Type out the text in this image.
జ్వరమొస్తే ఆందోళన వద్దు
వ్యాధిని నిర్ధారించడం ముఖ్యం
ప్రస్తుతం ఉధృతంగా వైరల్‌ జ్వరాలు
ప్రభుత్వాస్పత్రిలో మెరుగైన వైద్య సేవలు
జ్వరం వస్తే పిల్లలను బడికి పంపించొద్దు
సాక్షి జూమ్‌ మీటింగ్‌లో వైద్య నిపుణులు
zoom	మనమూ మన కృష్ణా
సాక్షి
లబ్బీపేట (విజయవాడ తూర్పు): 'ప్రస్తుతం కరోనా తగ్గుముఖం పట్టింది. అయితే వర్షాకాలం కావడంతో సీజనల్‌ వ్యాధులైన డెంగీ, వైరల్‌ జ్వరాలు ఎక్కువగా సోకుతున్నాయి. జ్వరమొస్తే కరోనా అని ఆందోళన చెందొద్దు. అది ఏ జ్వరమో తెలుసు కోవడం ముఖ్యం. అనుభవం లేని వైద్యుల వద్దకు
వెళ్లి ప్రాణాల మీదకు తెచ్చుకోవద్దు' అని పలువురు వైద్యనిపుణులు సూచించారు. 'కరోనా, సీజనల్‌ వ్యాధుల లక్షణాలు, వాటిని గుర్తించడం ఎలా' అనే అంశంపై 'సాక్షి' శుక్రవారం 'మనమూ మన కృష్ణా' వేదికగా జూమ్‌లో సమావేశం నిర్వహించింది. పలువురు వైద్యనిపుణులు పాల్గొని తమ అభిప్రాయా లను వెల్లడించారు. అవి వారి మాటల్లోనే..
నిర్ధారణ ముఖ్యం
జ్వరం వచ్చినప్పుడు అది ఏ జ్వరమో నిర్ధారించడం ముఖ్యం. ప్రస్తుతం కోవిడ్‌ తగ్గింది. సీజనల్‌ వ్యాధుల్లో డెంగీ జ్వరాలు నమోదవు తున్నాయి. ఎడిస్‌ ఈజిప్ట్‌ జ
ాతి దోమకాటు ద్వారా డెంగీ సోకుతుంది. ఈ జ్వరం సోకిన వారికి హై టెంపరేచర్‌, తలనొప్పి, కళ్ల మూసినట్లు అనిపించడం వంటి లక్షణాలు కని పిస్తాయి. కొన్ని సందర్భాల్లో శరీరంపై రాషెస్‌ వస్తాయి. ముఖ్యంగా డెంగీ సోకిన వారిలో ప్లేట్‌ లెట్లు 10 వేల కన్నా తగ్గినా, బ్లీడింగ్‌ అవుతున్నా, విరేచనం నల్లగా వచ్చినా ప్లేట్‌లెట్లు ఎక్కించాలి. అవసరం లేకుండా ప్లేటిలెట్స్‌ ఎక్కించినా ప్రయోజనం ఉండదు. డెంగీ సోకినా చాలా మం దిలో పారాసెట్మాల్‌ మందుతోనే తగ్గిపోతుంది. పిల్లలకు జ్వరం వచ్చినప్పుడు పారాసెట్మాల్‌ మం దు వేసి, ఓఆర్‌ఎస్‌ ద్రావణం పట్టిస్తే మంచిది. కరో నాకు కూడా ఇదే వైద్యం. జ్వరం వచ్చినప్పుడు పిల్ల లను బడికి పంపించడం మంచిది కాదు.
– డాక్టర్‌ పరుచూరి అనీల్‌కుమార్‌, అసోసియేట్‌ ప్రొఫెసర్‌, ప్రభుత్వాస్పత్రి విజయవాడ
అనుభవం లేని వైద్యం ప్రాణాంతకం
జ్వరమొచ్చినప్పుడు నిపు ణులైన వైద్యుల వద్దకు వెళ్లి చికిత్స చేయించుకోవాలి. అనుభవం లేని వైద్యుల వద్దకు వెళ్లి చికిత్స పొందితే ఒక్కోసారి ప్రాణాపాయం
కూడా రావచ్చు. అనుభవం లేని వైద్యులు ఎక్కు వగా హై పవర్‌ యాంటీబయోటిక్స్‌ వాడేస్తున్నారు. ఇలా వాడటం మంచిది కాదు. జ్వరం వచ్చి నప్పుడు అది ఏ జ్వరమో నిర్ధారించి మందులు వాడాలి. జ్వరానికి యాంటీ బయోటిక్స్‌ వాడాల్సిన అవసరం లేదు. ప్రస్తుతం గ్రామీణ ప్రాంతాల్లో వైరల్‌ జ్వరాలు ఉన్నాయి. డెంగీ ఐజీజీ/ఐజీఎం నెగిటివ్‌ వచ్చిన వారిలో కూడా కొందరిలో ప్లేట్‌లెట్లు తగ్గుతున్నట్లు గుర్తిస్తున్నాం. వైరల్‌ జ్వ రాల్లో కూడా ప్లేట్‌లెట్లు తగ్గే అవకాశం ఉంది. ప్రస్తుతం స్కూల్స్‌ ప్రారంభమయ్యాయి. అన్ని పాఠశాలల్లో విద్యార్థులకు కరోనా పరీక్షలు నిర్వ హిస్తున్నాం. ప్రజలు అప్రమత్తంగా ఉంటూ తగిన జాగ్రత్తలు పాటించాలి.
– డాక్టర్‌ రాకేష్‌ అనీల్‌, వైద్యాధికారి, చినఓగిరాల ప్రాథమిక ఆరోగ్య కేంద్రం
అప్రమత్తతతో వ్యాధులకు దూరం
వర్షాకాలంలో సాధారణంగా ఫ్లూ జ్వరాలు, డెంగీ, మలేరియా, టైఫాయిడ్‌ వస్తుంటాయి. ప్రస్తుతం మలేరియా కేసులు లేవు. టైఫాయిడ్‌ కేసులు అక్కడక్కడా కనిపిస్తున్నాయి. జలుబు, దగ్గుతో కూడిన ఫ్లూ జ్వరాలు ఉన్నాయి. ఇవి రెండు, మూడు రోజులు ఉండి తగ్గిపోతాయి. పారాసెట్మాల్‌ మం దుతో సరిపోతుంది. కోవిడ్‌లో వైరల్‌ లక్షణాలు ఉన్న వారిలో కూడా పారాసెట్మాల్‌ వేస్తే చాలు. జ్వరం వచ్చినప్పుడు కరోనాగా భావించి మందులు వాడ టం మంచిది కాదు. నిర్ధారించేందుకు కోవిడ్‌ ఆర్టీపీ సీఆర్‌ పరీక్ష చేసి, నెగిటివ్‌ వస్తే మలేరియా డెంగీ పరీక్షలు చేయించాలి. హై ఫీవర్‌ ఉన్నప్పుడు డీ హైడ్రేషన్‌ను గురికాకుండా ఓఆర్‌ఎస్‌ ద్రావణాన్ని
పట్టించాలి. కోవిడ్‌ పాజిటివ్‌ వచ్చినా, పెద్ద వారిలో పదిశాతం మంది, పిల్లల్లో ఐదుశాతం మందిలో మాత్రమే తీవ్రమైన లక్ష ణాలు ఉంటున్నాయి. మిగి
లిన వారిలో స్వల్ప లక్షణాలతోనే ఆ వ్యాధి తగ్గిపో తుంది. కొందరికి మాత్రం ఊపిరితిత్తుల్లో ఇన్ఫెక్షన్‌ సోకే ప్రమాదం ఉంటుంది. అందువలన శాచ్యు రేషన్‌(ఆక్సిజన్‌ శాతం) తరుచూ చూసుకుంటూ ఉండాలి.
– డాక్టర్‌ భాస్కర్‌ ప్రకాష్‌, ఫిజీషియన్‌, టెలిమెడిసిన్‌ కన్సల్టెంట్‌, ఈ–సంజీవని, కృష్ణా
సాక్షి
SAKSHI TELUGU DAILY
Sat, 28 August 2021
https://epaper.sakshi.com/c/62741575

### Stated goal
Type out the material again exactly as presented.

### Answer to the task
Type out the text in this image.
జ్వరమొస్తే ఆందోళన వద్దు
వ్యాధిని నిర్ధారించడం ముఖ్యం
ప్రస్తుతం ఉధృతంగా వైరల్‌ జ్వరాలు
ప్రభుత్వాస్పత్రిలో మెరుగైన వైద్య సేవలు
జ్వరం వస్తే పిల్లలను బడికి పంపించొద్దు
సాక్షి జూమ్‌ మీటింగ్‌లో వైద్య నిపుణులు
zoom	మనమూ మన కృష్ణా
సాక్షి
లబ్బీపేట (విజయవాడ తూర్పు): 'ప్రస్తుతం కరోనా తగ్గుముఖం పట్టింది. అయితే వర్షాకాలం కావడంతో సీజనల్‌ వ్యాధులైన డెంగీ, వైరల్‌ జ్వరాలు ఎక్కువగా సోకుతున్నాయి. జ్వరమొస్తే కరోనా అని ఆందోళన చెందొద్దు. అది ఏ జ్వరమో తెలుసు కోవడం ముఖ్యం. అనుభవం లేని వైద్యుల వద్దకు
వెళ్లి ప్రాణాల మీదకు తెచ్చుకోవద్దు' అని పలువురు వైద్యనిపుణులు సూచించారు. 'కరోనా, సీజనల్‌ వ్యాధుల లక్షణాలు, వాటిని గుర్తించడం ఎలా' అనే అంశంపై 'సాక్షి' శుక్రవారం 'మనమూ మన కృష్ణా' వేదికగా జూమ్‌లో సమావేశం నిర్వహించింది. పలువురు వైద్యనిపుణులు పాల్గొని తమ అభిప్రాయా లను వెల్లడించారు. అవి వారి మాటల్లోనే..
నిర్ధారణ ముఖ్యం
జ్వరం వచ్చినప్పుడు అది ఏ జ్వరమో నిర్ధారించడం ముఖ్యం. ప్రస్తుతం కోవిడ్‌ తగ్గింది. సీజనల్‌ వ్యాధుల్లో డెంగీ జ్వరాలు నమోదవు తున్నాయి. ఎడిస్‌ ఈజిప్ట్‌ జ
ాతి దోమకాటు ద్వారా డెంగీ సోకుతుంది. ఈ జ్వరం సోకిన వారికి హై టెంపరేచర్‌, తలనొప్పి, కళ్ల మూసినట్లు అనిపించడం వంటి లక్షణాలు కని పిస్తాయి. కొన్ని సందర్భాల్లో శరీరంపై రాషెస్‌ వస్తాయి. ముఖ్యంగా డెంగీ సోకిన వారిలో ప్లేట్‌ లెట్లు 10 వేల కన్నా తగ్గినా, బ్లీడింగ్‌ అవుతున్నా, విరేచనం నల్లగా వచ్చినా ప్లేట్‌లెట్లు ఎక్కించాలి. అవసరం లేకుండా ప్లేటిలెట్స్‌ ఎక్కించినా ప్రయోజనం ఉండదు. డెంగీ సోకినా చాలా మం దిలో పారాసెట్మాల్‌ మందుతోనే తగ్గిపోతుంది. పిల్లలకు జ్వరం వచ్చినప్పుడు పారాసెట్మాల్‌ మం దు వేసి, ఓఆర్‌ఎస్‌ ద్రావణం పట్టిస్తే మంచిది. కరో నాకు కూడా ఇదే వైద్యం. జ్వరం వచ్చినప్పుడు పిల్ల లను బడికి పంపించడం మంచిది కాదు.
– డాక్టర్‌ పరుచూరి అనీల్‌కుమార్‌, అసోసియేట్‌ ప్రొఫెసర్‌, ప్రభుత్వాస్పత్రి విజయవాడ
అనుభవం లేని వైద్యం ప్రాణాంతకం
జ్వరమొచ్చినప్పుడు నిపు ణులైన వైద్యుల వద్దకు వెళ్లి చికిత్స చేయించుకోవాలి. అనుభవం లేని వైద్యుల వద్దకు వెళ్లి చికిత్స పొందితే ఒక్కోసారి ప్రాణాపాయం
కూడా రావచ్చు. అనుభవం లేని వైద్యులు ఎక్కు వగా హై పవర్‌ యాంటీబయోటిక్స్‌ వాడేస్తున్నారు. ఇలా వాడటం మంచిది కాదు. జ్వరం వచ్చి నప్పుడు అది ఏ జ్వరమో నిర్ధారించి మందులు వాడాలి. జ్వరానికి యాంటీ బయోటిక్స్‌ వాడాల్సిన అవసరం లేదు. ప్రస్తుతం గ్రామీణ ప్రాంతాల్లో వైరల్‌ జ్వరాలు ఉన్నాయి. డెంగీ ఐజీజీ/ఐజీఎం నెగిటివ్‌ వచ్చిన వారిలో కూడా కొందరిలో ప్లేట్‌లెట్లు తగ్గుతున్నట్లు గుర్తిస్తున్నాం. వైరల్‌ జ్వ రాల్లో కూడా ప్లేట్‌లెట్లు తగ్గే అవకాశం ఉంది. ప్రస్తుతం స్కూల్స్‌ ప్రారంభమయ్యాయి. అన్ని పాఠశాలల్లో విద్యార్థులకు కరోనా పరీక్షలు నిర్వ హిస్తున్నాం. ప్రజలు అప్రమత్తంగా ఉంటూ తగిన జాగ్రత్తలు పాటించాలి.
– డాక్టర్‌ రాకేష్‌ అనీల్‌, వైద్యాధికారి, చినఓగిరాల ప్రాథమిక ఆరోగ్య కేంద్రం
అప్రమత్తతతో వ్యాధులకు దూరం
వర్షాకాలంలో సాధారణంగా ఫ్లూ జ్వరాలు, డెంగీ, మలేరియా, టైఫాయిడ్‌ వస్తుంటాయి. ప్రస్తుతం మలేరియా కేసులు లేవు. టైఫాయిడ్‌ కేసులు అక్కడక్కడా కనిపిస్తున్నాయి. జలుబు, దగ్గుతో కూడిన ఫ్లూ జ్వరాలు ఉన్నాయి. ఇవి రెండు, మూడు రోజులు ఉండి తగ్గిపోతాయి. పారాసెట్మాల్‌ మం దుతో సరిపోతుంది. కోవిడ్‌లో వైరల్‌ లక్షణాలు ఉన్న వారిలో కూడా పారాసెట్మాల్‌ వేస్తే చాలు. జ్వరం వచ్చినప్పుడు కరోనాగా భావించి మందులు వాడ టం మంచిది కాదు. నిర్ధారించేందుకు కోవిడ్‌ ఆర్టీపీ సీఆర్‌ పరీక్ష చేసి, నెగిటివ్‌ వస్తే మలేరియా డెంగీ పరీక్షలు చేయించాలి. హై ఫీవర్‌ ఉన్నప్పుడు డీ హైడ్రేషన్‌ను గురికాకుండా ఓఆర్‌ఎస్‌ ద్రావణాన్ని
పట్టించాలి. కోవిడ్‌ పాజిటివ్‌ వచ్చినా, పెద్ద వారిలో పదిశాతం మంది, పిల్లల్లో ఐదుశాతం మందిలో మాత్రమే తీవ్రమైన లక్ష ణాలు ఉంటున్నాయి. మిగి
లిన వారిలో స్వల్ప లక్షణాలతోనే ఆ వ్యాధి తగ్గిపో తుంది. కొందరికి మాత్రం ఊపిరితిత్తుల్లో ఇన్ఫెక్షన్‌ సోకే ప్రమాదం ఉంటుంది. అందువలన శాచ్యు రేషన్‌(ఆక్సిజన్‌ శాతం) తరుచూ చూసుకుంటూ ఉండాలి.
– డాక్టర్‌ భాస్కర్‌ ప్రకాష్‌, ఫిజీషియన్‌, టెలిమెడిసిన్‌ కన్సల్టెంట్‌, ఈ–సంజీవని, కృష్ణా
సాక్షి
SAKSHI TELUGU DAILY
Sat, 28 August 2021
https://epaper.sakshi.com/c/62741575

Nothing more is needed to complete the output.